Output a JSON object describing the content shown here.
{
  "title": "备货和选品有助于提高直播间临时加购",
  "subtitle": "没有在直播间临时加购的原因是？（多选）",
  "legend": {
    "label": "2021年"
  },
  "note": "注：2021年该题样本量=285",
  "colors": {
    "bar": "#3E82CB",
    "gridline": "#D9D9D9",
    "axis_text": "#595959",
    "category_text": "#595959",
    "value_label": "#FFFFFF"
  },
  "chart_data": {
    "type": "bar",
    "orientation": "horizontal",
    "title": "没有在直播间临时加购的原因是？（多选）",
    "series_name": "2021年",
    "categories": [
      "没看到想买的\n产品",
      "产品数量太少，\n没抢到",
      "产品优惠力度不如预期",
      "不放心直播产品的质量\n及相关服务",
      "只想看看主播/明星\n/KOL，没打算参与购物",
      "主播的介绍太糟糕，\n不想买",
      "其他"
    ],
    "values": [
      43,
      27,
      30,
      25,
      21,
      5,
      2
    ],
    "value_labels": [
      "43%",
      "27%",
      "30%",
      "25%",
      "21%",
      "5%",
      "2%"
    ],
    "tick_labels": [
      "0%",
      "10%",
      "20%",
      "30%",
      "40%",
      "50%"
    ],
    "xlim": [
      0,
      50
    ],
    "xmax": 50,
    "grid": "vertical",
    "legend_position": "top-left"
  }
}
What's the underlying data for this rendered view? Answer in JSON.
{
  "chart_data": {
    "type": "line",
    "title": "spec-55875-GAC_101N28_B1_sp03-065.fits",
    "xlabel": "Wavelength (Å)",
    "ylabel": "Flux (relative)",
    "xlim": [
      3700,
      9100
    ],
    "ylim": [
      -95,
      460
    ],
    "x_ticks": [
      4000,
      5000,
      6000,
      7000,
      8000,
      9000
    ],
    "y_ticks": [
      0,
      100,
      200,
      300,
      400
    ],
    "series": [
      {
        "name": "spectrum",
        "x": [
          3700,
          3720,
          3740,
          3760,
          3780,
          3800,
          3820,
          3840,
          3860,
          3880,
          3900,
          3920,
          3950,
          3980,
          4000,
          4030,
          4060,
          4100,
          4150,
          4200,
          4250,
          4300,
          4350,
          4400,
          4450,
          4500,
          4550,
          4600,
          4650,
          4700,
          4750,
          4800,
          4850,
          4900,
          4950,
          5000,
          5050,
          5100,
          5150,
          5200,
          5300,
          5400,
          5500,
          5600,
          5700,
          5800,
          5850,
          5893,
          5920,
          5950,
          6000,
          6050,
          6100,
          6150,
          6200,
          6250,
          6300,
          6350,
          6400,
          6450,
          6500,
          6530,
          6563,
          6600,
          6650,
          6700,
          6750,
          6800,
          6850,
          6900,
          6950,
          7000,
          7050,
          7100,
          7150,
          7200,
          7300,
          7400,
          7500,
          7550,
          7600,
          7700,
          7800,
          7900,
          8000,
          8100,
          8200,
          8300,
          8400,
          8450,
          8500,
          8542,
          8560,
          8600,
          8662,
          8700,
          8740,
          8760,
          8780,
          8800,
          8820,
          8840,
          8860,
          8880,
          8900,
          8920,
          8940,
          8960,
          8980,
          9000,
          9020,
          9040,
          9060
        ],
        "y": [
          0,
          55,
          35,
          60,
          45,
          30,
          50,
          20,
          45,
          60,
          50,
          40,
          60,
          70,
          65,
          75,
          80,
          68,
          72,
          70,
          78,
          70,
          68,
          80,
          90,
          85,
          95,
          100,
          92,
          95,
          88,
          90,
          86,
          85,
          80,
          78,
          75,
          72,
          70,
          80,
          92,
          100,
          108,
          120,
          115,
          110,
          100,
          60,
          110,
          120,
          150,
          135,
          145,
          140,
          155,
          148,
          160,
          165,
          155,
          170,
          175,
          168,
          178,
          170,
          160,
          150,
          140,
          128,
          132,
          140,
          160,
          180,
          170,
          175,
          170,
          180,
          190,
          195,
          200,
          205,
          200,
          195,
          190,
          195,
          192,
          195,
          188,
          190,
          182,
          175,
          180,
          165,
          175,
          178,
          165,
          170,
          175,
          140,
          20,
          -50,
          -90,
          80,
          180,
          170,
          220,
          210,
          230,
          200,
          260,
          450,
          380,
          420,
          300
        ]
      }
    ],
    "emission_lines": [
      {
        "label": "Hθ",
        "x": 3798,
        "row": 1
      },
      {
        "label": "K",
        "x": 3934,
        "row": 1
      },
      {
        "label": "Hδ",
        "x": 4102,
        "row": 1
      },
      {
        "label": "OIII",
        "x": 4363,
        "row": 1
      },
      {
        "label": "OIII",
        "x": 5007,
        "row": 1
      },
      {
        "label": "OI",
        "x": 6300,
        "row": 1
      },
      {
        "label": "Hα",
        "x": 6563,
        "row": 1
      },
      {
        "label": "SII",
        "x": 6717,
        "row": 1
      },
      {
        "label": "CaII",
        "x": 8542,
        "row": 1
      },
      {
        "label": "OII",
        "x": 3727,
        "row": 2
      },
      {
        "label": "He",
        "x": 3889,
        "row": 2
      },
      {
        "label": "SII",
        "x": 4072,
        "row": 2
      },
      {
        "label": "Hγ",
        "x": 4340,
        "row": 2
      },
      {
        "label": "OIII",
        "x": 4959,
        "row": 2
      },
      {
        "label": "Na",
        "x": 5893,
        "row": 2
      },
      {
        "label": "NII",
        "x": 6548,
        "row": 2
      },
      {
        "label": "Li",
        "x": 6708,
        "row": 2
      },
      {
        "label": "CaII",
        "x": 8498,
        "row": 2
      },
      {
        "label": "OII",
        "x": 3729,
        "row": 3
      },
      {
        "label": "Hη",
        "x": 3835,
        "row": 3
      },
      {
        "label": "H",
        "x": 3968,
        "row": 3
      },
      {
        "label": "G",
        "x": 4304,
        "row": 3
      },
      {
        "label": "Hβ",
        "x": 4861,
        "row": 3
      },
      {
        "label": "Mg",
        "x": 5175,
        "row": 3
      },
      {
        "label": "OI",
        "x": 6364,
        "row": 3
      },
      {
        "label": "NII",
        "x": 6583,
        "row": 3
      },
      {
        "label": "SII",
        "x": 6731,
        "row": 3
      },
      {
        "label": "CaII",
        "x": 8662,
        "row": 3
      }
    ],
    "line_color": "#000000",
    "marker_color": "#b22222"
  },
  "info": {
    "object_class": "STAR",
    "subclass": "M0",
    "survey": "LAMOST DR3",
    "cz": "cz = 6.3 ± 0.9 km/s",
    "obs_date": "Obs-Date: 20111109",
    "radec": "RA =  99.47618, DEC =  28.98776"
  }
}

───

Given exercise »
Search the entries for the string "没有在直播间临时加购的原因是" and collect each line that has it.

Solution »
  "subtitle": "没有在直播间临时加购的原因是？（多选）",
    "title": "没有在直播间临时加购的原因是？（多选）",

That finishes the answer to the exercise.